▶ [MATERIALS PROVIDED]:
•••••

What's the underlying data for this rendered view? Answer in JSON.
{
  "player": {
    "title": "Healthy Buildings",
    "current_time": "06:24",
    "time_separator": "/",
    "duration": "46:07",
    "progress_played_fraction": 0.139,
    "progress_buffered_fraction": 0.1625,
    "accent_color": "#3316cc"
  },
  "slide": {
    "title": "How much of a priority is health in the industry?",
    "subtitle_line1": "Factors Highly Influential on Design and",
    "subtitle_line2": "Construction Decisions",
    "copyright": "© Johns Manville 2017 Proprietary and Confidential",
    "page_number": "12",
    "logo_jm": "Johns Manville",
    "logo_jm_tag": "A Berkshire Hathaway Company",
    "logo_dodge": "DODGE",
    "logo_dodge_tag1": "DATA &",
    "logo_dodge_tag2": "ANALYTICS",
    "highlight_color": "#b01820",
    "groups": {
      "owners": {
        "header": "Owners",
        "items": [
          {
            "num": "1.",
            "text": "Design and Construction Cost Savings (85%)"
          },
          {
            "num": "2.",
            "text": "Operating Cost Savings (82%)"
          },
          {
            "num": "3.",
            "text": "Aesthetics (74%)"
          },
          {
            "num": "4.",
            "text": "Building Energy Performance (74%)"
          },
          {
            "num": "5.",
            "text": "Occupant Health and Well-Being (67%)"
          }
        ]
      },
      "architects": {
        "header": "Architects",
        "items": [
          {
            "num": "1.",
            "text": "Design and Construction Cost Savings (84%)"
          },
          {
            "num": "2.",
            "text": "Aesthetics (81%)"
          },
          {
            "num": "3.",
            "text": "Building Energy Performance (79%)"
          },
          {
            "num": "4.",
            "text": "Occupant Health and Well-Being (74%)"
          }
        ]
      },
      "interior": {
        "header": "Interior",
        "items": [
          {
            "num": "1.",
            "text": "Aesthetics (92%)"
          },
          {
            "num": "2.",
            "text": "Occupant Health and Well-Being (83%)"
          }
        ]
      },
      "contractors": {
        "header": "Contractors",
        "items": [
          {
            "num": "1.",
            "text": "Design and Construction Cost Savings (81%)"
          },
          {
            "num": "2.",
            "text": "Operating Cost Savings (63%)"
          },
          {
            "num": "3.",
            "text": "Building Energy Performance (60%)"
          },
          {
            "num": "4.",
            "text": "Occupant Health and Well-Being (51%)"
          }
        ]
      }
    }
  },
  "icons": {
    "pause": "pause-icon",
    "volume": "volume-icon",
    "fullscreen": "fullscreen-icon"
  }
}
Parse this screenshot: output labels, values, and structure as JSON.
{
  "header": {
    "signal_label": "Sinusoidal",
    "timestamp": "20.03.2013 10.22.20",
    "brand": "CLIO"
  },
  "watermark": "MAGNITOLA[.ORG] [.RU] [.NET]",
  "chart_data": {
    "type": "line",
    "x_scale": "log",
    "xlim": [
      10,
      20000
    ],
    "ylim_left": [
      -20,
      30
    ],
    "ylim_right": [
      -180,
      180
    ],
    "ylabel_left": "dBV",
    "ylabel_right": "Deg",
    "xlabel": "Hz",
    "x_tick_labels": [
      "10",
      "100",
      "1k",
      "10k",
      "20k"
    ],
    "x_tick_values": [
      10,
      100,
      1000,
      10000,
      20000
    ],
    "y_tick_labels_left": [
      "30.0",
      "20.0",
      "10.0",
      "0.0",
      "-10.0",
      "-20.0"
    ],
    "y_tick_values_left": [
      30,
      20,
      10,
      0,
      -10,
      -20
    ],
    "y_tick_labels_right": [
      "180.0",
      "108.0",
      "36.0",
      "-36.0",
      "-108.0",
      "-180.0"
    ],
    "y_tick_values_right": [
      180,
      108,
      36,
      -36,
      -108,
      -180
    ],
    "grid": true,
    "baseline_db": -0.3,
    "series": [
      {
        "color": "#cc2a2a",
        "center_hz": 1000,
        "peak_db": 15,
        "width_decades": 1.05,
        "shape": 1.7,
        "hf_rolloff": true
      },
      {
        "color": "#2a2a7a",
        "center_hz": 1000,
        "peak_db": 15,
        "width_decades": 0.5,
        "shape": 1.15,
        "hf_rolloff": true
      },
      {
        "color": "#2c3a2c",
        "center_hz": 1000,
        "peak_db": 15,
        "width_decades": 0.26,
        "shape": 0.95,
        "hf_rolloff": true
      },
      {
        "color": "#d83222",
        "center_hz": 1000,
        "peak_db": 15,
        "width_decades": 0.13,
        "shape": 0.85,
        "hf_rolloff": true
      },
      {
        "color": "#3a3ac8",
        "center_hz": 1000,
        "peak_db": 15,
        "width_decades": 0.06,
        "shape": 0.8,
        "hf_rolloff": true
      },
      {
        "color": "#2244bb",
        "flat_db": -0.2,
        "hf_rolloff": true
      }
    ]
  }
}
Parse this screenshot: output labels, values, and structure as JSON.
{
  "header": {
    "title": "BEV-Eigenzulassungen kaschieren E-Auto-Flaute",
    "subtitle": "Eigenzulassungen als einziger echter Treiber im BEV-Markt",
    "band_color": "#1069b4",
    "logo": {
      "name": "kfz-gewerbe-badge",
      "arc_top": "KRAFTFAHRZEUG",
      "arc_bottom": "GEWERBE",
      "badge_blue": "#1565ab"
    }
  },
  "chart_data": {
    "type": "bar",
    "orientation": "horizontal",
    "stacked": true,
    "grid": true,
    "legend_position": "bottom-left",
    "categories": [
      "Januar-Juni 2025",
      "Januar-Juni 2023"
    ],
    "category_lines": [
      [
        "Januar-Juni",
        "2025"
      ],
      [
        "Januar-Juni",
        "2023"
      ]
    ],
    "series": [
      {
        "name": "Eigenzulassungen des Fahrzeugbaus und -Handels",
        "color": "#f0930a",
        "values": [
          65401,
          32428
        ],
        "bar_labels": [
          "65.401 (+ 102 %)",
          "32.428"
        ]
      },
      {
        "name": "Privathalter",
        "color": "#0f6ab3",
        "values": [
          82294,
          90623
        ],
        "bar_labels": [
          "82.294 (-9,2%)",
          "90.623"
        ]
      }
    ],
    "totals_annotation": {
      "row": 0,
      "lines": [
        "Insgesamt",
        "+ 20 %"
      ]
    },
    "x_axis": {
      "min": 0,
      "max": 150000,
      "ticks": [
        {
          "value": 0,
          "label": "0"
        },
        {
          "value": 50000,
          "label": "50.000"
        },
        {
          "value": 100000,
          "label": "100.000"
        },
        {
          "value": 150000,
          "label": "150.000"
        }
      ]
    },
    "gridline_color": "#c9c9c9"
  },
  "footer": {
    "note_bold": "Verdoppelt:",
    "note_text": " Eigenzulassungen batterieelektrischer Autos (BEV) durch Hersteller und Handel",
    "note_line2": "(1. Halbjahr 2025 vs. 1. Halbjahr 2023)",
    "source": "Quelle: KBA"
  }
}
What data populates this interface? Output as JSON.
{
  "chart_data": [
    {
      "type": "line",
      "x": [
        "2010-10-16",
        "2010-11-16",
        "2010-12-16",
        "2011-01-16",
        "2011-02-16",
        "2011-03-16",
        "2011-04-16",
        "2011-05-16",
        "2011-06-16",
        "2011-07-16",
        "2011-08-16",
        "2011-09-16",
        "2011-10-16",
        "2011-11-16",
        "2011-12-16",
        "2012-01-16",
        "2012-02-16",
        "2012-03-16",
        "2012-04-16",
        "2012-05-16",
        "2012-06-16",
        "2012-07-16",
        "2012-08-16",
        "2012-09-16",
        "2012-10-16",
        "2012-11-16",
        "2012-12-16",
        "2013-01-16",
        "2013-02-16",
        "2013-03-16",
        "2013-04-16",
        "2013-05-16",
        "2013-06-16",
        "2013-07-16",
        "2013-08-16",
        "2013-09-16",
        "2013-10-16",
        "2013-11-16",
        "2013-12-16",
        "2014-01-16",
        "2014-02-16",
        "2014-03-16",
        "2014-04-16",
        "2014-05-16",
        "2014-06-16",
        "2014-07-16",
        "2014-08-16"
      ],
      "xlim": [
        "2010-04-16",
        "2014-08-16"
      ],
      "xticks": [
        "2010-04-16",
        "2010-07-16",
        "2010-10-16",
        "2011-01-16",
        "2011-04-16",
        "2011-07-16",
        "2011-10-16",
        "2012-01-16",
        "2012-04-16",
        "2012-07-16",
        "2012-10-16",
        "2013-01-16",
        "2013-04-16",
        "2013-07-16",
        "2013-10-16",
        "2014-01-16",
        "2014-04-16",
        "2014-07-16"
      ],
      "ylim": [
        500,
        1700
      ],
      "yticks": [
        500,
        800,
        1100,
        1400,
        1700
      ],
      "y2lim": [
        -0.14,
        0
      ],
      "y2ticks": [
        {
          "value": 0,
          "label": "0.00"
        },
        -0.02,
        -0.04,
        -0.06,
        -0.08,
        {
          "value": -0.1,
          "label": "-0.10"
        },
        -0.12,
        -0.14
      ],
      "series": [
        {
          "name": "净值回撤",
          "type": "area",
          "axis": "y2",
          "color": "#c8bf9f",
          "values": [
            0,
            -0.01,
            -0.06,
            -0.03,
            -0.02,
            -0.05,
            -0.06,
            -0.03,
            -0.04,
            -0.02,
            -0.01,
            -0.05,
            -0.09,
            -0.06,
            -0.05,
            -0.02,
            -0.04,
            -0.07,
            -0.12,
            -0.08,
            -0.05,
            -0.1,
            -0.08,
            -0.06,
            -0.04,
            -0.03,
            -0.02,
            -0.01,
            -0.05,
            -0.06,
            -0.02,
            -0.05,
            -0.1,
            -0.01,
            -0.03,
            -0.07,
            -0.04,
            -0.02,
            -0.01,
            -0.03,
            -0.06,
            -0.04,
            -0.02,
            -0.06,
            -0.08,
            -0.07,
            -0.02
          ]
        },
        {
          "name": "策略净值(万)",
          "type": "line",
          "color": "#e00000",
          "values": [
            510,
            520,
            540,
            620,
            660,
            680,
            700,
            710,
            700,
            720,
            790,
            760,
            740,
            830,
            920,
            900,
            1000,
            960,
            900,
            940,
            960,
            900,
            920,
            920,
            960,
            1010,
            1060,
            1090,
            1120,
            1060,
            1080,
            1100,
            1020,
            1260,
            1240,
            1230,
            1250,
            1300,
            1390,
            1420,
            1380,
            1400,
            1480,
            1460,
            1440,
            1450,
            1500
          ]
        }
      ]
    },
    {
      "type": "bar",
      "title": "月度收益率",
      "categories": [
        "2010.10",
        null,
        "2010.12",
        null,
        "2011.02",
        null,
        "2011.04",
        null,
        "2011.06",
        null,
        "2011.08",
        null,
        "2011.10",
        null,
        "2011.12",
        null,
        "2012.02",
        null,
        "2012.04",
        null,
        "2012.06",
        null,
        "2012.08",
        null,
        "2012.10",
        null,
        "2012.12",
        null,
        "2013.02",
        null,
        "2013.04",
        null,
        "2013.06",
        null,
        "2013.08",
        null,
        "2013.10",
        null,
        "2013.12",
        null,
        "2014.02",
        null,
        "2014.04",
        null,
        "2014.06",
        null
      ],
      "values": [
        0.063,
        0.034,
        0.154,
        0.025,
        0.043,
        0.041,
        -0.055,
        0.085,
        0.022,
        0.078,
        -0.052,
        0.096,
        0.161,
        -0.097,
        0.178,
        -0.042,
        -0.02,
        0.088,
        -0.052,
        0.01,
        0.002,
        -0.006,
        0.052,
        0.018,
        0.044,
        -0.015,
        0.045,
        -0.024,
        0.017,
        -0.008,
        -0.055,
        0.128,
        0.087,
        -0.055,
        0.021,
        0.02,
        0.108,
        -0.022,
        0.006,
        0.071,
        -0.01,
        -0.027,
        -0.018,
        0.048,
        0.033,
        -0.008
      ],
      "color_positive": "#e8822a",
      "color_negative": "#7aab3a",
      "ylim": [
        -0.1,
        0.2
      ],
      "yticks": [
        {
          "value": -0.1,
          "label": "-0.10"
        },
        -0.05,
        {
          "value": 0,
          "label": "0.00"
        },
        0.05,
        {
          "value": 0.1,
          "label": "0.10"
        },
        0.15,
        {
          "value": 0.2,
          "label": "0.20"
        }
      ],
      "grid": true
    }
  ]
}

•••••

▶ [EXERCISE TASK]: Pick out all lines from the data above in which the word "Aesthetics" appears.

▶ [THE OUTPUT]:
            "text": "Aesthetics (74%)"
            "text": "Aesthetics (81%)"
            "text": "Aesthetics (92%)"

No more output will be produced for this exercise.